[Stored data]
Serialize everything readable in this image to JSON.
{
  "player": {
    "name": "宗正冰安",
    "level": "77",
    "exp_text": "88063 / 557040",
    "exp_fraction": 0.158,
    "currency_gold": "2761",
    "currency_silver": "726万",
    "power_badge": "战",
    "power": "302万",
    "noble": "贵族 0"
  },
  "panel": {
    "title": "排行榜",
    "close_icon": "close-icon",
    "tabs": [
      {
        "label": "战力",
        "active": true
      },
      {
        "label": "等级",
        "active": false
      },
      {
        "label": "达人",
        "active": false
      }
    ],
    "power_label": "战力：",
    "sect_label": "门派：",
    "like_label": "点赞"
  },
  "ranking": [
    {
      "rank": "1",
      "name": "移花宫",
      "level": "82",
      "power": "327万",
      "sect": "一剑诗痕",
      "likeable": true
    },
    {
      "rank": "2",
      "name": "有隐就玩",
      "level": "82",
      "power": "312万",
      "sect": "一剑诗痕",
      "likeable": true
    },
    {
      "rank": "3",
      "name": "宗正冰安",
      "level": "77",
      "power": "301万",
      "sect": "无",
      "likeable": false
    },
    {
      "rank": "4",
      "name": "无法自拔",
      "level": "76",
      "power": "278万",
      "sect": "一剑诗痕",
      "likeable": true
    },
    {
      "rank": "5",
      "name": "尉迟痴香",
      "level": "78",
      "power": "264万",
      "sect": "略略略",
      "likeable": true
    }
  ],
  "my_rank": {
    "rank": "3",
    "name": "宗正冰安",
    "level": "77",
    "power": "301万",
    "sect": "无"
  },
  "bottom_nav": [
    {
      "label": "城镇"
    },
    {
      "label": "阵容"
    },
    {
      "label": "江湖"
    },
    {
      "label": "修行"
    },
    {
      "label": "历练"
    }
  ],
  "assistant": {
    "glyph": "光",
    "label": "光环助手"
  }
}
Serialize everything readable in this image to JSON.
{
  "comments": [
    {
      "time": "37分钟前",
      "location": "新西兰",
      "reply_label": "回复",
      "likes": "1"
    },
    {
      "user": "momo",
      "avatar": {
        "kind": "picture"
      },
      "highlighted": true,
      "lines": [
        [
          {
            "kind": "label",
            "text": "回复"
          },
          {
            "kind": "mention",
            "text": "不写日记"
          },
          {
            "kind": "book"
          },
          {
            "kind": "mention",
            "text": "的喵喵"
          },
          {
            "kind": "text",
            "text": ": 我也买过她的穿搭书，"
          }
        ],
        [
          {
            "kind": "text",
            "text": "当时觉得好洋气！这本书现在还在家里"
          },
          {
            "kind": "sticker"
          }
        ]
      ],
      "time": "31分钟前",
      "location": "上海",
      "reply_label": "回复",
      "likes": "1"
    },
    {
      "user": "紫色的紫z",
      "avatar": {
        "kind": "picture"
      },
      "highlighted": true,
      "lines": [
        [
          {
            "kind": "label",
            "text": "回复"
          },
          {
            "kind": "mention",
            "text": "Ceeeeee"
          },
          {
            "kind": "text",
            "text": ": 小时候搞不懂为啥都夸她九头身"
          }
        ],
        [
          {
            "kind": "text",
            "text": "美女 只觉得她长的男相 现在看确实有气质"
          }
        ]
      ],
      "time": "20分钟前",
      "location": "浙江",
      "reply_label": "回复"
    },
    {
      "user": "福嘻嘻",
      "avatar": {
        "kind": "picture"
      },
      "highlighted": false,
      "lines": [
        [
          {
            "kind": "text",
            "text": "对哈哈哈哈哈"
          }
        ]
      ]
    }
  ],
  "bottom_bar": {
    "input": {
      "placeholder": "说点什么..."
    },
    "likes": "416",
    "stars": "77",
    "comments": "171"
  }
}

* Aim
Copy the material above back out, exactly as written.

* Result below
Serialize everything readable in this image to JSON.
{
  "player": {
    "name": "宗正冰安",
    "level": "77",
    "exp_text": "88063 / 557040",
    "exp_fraction": 0.158,
    "currency_gold": "2761",
    "currency_silver": "726万",
    "power_badge": "战",
    "power": "302万",
    "noble": "贵族 0"
  },
  "panel": {
    "title": "排行榜",
    "close_icon": "close-icon",
    "tabs": [
      {
        "label": "战力",
        "active": true
      },
      {
        "label": "等级",
        "active": false
      },
      {
        "label": "达人",
        "active": false
      }
    ],
    "power_label": "战力：",
    "sect_label": "门派：",
    "like_label": "点赞"
  },
  "ranking": [
    {
      "rank": "1",
      "name": "移花宫",
      "level": "82",
      "power": "327万",
      "sect": "一剑诗痕",
      "likeable": true
    },
    {
      "rank": "2",
      "name": "有隐就玩",
      "level": "82",
      "power": "312万",
      "sect": "一剑诗痕",
      "likeable": true
    },
    {
      "rank": "3",
      "name": "宗正冰安",
      "level": "77",
      "power": "301万",
      "sect": "无",
      "likeable": false
    },
    {
      "rank": "4",
      "name": "无法自拔",
      "level": "76",
      "power": "278万",
      "sect": "一剑诗痕",
      "likeable": true
    },
    {
      "rank": "5",
      "name": "尉迟痴香",
      "level": "78",
      "power": "264万",
      "sect": "略略略",
      "likeable": true
    }
  ],
  "my_rank": {
    "rank": "3",
    "name": "宗正冰安",
    "level": "77",
    "power": "301万",
    "sect": "无"
  },
  "bottom_nav": [
    {
      "label": "城镇"
    },
    {
      "label": "阵容"
    },
    {
      "label": "江湖"
    },
    {
      "label": "修行"
    },
    {
      "label": "历练"
    }
  ],
  "assistant": {
    "glyph": "光",
    "label": "光环助手"
  }
}
Serialize everything readable in this image to JSON.
{
  "comments": [
    {
      "time": "37分钟前",
      "location": "新西兰",
      "reply_label": "回复",
      "likes": "1"
    },
    {
      "user": "momo",
      "avatar": {
        "kind": "picture"
      },
      "highlighted": true,
      "lines": [
        [
          {
            "kind": "label",
            "text": "回复"
          },
          {
            "kind": "mention",
            "text": "不写日记"
          },
          {
            "kind": "book"
          },
          {
            "kind": "mention",
            "text": "的喵喵"
          },
          {
            "kind": "text",
            "text": ": 我也买过她的穿搭书，"
          }
        ],
        [
          {
            "kind": "text",
            "text": "当时觉得好洋气！这本书现在还在家里"
          },
          {
            "kind": "sticker"
          }
        ]
      ],
      "time": "31分钟前",
      "location": "上海",
      "reply_label": "回复",
      "likes": "1"
    },
    {
      "user": "紫色的紫z",
      "avatar": {
        "kind": "picture"
      },
      "highlighted": true,
      "lines": [
        [
          {
            "kind": "label",
            "text": "回复"
          },
          {
            "kind": "mention",
            "text": "Ceeeeee"
          },
          {
            "kind": "text",
            "text": ": 小时候搞不懂为啥都夸她九头身"
          }
        ],
        [
          {
            "kind": "text",
            "text": "美女 只觉得她长的男相 现在看确实有气质"
          }
        ]
      ],
      "time": "20分钟前",
      "location": "浙江",
      "reply_label": "回复"
    },
    {
      "user": "福嘻嘻",
      "avatar": {
        "kind": "picture"
      },
      "highlighted": false,
      "lines": [
        [
          {
            "kind": "text",
            "text": "对哈哈哈哈哈"
          }
        ]
      ]
    }
  ],
  "bottom_bar": {
    "input": {
      "placeholder": "说点什么..."
    },
    "likes": "416",
    "stars": "77",
    "comments": "171"
  }
}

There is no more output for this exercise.